Given data:
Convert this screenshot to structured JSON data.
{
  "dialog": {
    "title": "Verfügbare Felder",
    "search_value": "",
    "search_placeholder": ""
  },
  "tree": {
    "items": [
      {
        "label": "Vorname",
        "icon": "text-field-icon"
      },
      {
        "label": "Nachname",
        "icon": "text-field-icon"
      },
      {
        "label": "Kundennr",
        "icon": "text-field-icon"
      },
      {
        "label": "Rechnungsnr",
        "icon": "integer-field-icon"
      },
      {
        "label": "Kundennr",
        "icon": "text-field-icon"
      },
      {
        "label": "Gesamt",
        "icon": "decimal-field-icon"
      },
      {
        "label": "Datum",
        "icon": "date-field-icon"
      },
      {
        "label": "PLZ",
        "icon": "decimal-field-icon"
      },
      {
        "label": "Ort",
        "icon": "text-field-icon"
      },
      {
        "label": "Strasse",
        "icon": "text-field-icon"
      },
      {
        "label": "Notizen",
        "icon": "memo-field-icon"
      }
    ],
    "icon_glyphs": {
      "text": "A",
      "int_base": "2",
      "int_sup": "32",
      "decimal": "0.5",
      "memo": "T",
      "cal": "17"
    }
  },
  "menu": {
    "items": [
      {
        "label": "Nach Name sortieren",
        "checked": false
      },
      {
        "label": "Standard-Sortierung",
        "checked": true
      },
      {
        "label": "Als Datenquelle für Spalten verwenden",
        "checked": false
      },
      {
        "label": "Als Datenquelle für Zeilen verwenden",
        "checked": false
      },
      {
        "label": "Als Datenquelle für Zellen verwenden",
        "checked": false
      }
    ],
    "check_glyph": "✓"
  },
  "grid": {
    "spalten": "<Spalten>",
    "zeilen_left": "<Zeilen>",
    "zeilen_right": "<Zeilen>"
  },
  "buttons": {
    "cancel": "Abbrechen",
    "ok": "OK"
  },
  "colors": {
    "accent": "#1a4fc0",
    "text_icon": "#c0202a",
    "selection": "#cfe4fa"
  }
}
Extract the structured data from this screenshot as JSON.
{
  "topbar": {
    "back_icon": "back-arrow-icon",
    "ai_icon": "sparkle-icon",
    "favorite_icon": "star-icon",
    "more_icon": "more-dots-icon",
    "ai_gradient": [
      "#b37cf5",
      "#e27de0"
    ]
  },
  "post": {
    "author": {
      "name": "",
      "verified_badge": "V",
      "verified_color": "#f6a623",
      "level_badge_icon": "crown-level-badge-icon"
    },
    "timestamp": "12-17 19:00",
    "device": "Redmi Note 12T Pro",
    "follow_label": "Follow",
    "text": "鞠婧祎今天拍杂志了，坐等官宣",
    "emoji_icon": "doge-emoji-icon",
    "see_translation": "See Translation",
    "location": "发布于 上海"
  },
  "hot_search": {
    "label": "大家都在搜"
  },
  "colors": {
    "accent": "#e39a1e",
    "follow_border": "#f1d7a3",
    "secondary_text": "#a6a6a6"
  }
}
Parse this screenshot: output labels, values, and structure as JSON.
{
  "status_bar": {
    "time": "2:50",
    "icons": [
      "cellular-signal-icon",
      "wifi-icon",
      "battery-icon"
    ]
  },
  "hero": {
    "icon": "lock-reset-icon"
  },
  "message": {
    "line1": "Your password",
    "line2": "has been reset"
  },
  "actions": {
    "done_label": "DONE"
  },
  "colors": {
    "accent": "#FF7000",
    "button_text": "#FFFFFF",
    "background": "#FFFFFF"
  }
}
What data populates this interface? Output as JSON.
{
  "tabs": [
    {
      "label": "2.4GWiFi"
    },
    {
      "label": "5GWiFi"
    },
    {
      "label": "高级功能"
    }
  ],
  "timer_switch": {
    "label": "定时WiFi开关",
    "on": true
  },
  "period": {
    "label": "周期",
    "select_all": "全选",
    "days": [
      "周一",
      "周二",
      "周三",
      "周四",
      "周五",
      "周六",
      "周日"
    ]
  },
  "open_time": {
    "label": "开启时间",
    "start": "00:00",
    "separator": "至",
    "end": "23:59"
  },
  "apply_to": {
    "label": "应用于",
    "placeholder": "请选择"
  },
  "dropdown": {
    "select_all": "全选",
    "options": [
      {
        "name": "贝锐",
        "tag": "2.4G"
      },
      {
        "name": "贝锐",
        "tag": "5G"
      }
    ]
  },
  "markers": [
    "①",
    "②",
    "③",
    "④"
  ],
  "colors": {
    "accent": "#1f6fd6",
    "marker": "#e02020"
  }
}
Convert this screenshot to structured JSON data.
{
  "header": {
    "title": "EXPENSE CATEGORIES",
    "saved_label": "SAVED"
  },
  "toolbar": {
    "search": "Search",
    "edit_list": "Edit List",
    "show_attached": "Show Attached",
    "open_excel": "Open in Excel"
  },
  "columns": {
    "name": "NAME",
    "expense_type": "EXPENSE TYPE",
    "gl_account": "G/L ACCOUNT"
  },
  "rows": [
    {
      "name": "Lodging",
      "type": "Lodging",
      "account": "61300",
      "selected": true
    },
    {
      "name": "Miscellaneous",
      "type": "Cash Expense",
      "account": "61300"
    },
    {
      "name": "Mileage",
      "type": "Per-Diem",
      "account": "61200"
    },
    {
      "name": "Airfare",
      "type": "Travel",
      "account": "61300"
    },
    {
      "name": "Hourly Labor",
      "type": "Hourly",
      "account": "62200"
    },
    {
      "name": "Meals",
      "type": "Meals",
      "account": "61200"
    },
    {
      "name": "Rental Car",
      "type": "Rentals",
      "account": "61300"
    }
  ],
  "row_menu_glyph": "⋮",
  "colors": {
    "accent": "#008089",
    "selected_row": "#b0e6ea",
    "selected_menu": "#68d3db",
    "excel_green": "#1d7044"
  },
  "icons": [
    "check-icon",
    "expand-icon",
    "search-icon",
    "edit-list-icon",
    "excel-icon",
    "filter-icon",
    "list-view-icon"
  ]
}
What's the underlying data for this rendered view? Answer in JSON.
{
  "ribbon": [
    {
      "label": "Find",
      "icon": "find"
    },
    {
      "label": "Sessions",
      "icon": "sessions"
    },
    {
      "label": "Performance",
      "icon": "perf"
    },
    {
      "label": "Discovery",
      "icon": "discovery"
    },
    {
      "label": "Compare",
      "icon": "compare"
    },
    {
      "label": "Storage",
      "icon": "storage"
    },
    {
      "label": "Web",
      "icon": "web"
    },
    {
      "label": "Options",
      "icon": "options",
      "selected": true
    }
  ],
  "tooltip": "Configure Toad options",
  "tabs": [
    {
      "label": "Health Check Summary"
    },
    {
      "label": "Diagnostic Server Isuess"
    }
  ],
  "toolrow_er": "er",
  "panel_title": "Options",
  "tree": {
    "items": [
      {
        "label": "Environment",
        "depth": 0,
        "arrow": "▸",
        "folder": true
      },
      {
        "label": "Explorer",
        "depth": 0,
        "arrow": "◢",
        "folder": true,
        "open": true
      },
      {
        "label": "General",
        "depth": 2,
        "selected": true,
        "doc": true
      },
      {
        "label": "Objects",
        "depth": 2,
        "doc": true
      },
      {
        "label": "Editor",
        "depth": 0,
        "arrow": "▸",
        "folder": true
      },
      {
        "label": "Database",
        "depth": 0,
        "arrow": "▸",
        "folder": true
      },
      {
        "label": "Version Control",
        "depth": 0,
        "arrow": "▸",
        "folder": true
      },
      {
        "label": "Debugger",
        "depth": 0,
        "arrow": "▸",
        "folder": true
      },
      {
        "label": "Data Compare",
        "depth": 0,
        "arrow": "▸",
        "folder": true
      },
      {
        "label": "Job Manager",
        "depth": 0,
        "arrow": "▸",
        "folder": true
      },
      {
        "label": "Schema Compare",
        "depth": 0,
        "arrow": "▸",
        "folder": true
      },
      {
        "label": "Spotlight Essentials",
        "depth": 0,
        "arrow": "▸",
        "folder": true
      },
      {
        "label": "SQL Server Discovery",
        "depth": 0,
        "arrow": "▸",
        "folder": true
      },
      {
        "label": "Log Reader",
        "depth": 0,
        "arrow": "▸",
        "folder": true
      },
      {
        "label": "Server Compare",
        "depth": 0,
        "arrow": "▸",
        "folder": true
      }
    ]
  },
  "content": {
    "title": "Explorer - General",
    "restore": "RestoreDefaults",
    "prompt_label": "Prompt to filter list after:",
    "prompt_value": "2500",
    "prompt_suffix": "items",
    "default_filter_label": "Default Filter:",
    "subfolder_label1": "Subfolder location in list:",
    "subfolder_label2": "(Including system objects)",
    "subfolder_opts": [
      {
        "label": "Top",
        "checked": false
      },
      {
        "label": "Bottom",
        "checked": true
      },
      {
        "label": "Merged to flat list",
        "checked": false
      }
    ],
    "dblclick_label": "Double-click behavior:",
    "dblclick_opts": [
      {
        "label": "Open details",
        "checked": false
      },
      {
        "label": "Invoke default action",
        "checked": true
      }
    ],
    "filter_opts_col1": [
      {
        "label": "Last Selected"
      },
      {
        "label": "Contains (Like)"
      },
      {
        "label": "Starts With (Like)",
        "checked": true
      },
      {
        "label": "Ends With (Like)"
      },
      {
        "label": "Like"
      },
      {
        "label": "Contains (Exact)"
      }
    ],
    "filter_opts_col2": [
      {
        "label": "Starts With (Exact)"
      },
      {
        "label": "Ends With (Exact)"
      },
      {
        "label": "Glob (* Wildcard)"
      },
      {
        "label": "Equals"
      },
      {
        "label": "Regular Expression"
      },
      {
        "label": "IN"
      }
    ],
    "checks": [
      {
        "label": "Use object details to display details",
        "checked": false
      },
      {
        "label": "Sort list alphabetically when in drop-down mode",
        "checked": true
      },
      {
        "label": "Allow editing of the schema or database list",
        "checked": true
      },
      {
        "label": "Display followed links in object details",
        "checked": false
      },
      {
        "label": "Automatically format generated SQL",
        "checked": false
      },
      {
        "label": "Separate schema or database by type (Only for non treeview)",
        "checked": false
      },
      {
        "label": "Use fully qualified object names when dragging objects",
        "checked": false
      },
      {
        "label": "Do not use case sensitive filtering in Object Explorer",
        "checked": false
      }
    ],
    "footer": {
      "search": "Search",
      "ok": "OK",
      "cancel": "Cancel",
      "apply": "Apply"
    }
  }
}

Written problem: Filter the records above and return every line that holds the word "Contains".

Result of this task:
        "label": "Contains (Like)"
        "label": "Contains (Exact)"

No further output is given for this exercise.